— Start of Data rows —
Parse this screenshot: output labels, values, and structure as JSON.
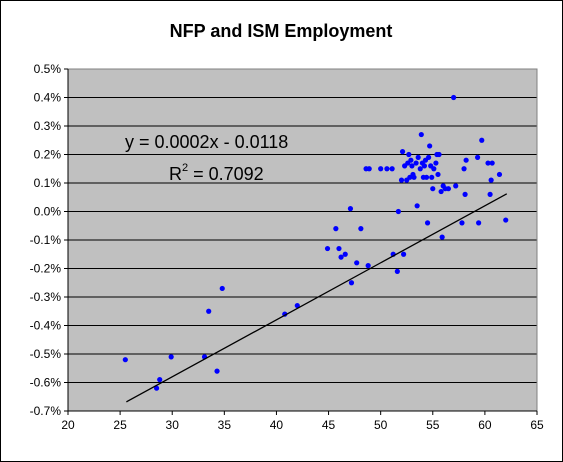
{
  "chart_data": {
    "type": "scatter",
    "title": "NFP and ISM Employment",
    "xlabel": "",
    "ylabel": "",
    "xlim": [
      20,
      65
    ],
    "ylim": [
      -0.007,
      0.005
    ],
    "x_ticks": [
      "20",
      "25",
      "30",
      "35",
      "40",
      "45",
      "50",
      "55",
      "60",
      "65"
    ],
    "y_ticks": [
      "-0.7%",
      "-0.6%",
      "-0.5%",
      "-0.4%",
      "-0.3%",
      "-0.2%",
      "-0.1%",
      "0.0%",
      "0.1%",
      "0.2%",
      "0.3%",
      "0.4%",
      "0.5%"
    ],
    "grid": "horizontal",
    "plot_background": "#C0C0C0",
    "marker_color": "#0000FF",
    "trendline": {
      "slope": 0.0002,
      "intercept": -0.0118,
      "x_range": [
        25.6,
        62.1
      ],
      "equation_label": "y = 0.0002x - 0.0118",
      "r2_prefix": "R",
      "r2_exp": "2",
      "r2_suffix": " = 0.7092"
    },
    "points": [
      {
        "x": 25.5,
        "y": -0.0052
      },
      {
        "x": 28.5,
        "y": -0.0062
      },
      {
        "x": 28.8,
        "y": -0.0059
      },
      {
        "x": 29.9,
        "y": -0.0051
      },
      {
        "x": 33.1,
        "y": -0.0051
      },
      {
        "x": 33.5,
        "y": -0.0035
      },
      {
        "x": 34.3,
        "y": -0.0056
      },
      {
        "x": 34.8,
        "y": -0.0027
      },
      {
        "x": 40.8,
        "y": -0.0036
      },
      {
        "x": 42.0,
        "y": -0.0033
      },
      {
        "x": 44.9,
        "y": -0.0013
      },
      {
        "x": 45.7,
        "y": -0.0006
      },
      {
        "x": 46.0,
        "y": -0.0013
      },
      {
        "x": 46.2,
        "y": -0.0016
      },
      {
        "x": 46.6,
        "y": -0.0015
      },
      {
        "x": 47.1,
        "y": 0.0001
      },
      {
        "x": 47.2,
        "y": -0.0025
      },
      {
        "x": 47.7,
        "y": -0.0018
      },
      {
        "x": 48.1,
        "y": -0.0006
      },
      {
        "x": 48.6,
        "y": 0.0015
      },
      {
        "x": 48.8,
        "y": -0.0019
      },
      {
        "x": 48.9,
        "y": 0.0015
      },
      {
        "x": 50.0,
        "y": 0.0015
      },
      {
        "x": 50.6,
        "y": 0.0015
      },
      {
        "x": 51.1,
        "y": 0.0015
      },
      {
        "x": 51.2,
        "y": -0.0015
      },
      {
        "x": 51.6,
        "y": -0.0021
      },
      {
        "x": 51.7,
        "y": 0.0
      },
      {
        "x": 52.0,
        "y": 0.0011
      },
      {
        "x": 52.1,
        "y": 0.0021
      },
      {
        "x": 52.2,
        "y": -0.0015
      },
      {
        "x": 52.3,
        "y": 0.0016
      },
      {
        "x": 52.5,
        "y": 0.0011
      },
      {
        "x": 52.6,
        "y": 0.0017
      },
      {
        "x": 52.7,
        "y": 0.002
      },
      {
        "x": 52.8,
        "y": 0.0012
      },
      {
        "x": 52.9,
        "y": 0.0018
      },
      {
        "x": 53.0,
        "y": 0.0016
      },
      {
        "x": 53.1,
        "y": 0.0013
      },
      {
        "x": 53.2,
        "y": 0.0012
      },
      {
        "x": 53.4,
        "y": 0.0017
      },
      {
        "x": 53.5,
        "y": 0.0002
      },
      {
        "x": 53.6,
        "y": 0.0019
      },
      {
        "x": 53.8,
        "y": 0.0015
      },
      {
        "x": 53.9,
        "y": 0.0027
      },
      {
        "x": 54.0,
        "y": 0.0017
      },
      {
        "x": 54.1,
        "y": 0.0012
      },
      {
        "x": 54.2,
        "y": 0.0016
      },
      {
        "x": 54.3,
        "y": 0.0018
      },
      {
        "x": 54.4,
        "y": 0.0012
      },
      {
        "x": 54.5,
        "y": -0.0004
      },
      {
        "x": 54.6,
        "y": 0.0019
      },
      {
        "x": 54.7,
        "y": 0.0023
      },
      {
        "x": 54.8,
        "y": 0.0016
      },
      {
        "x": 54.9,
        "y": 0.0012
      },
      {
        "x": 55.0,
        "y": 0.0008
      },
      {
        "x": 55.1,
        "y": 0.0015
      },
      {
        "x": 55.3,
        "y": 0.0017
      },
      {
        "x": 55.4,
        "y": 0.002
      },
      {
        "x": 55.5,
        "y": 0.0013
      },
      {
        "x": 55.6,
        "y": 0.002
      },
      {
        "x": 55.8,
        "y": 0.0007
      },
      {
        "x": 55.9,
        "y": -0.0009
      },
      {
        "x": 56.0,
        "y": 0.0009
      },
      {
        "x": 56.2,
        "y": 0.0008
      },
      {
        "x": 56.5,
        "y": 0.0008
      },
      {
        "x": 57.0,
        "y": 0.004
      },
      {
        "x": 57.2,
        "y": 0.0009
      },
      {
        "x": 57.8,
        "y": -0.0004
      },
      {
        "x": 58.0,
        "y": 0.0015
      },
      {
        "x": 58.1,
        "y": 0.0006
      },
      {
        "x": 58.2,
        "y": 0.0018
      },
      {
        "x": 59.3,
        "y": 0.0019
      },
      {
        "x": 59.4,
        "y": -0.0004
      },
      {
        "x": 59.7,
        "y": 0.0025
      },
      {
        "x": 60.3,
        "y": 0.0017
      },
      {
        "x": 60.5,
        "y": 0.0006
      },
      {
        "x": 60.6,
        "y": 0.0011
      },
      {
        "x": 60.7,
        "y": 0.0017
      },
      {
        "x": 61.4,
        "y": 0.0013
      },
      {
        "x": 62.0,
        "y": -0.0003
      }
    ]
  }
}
— End of Data rows —
— Start of Data rows —
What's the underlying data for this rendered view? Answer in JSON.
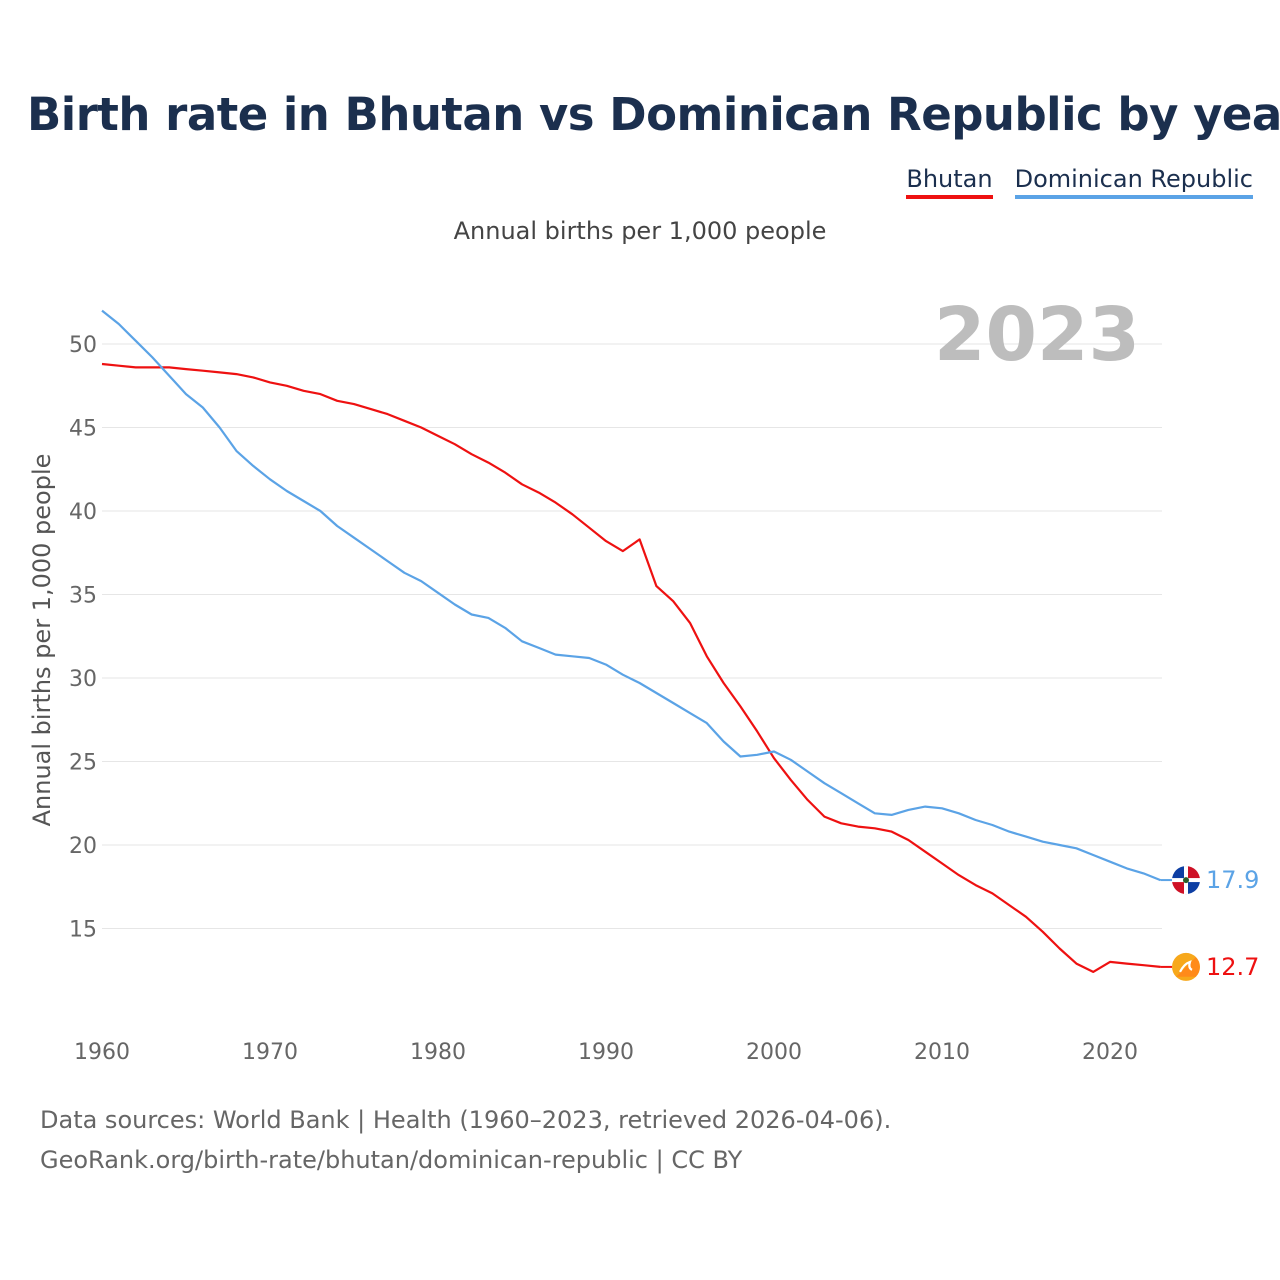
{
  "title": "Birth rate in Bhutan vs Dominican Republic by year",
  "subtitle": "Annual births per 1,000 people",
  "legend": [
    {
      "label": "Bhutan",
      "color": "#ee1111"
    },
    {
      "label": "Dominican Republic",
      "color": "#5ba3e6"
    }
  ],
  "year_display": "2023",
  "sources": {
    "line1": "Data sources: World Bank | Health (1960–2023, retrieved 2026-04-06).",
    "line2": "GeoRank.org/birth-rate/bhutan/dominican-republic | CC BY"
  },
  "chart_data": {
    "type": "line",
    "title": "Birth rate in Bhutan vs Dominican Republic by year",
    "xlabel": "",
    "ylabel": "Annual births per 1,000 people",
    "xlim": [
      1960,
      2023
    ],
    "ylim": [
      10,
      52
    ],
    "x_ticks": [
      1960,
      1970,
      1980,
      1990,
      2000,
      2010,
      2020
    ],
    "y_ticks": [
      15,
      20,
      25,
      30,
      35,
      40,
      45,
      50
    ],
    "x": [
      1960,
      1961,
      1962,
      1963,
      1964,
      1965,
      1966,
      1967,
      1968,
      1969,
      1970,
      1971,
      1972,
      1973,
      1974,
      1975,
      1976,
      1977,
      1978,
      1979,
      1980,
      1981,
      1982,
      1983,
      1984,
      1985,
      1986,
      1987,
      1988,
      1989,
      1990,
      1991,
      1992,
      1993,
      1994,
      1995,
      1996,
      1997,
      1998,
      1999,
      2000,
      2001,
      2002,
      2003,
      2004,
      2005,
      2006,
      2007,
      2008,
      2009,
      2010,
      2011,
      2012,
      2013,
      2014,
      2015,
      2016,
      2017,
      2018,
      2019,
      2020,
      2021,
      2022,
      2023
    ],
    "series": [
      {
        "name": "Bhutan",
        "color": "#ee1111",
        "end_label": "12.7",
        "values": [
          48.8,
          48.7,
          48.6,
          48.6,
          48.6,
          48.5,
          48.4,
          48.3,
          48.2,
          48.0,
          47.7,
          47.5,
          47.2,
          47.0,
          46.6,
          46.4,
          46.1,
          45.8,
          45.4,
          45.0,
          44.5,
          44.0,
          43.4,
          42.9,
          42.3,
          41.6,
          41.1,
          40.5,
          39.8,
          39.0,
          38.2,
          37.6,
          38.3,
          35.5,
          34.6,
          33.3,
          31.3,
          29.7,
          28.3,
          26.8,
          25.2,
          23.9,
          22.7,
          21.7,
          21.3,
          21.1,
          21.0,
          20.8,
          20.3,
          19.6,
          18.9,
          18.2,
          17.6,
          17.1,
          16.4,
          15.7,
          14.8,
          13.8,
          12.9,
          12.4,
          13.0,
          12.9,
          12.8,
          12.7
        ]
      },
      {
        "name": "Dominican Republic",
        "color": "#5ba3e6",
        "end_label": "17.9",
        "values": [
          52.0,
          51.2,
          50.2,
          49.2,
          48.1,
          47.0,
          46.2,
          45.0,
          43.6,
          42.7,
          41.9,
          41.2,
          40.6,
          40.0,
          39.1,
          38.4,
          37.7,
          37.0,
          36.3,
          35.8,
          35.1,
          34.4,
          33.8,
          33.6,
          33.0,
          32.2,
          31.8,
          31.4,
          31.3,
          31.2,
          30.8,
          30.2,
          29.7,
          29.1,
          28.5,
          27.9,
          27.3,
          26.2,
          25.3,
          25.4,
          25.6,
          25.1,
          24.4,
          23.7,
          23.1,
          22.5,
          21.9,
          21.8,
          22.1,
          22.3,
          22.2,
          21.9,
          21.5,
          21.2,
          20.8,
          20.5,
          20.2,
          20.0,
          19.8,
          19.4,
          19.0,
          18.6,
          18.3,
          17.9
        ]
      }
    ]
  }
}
— End of Data rows —
§ **Description of the task**
Copy and report every line where the word "name" is present.

§ **Answer to this exercise**
        "name": "Bhutan",
        "name": "Dominican Republic",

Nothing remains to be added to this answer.